(Data records)
*-*-*

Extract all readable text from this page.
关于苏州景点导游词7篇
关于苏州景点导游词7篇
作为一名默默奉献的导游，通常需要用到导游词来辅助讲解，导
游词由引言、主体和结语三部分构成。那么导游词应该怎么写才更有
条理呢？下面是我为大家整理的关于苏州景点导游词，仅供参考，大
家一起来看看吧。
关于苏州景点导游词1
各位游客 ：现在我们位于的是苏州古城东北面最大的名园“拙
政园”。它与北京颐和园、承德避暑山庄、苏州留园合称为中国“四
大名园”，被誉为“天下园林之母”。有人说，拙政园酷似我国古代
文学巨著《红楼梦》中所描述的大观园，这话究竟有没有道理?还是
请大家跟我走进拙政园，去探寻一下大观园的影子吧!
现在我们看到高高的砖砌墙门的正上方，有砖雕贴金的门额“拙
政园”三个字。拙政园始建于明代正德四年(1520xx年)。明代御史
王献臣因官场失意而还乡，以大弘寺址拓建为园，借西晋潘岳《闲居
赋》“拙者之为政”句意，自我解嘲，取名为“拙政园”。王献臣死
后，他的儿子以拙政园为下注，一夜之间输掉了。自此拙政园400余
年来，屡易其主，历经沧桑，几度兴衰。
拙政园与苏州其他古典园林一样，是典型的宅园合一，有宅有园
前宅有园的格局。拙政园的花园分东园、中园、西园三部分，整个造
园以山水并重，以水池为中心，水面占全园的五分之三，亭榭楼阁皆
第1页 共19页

*-*-*

## [TASK TO COMPLETE]
Write out the data again, exactly and in full.

## [COMPLETE ANSWER]
Extract all readable text from this page.
关于苏州景点导游词7篇
关于苏州景点导游词7篇
作为一名默默奉献的导游，通常需要用到导游词来辅助讲解，导
游词由引言、主体和结语三部分构成。那么导游词应该怎么写才更有
条理呢？下面是我为大家整理的关于苏州景点导游词，仅供参考，大
家一起来看看吧。
关于苏州景点导游词1
各位游客 ：现在我们位于的是苏州古城东北面最大的名园“拙
政园”。它与北京颐和园、承德避暑山庄、苏州留园合称为中国“四
大名园”，被誉为“天下园林之母”。有人说，拙政园酷似我国古代
文学巨著《红楼梦》中所描述的大观园，这话究竟有没有道理?还是
请大家跟我走进拙政园，去探寻一下大观园的影子吧!
现在我们看到高高的砖砌墙门的正上方，有砖雕贴金的门额“拙
政园”三个字。拙政园始建于明代正德四年(1520xx年)。明代御史
王献臣因官场失意而还乡，以大弘寺址拓建为园，借西晋潘岳《闲居
赋》“拙者之为政”句意，自我解嘲，取名为“拙政园”。王献臣死
后，他的儿子以拙政园为下注，一夜之间输掉了。自此拙政园400余
年来，屡易其主，历经沧桑，几度兴衰。
拙政园与苏州其他古典园林一样，是典型的宅园合一，有宅有园
前宅有园的格局。拙政园的花园分东园、中园、西园三部分，整个造
园以山水并重，以水池为中心，水面占全园的五分之三，亭榭楼阁皆
第1页 共19页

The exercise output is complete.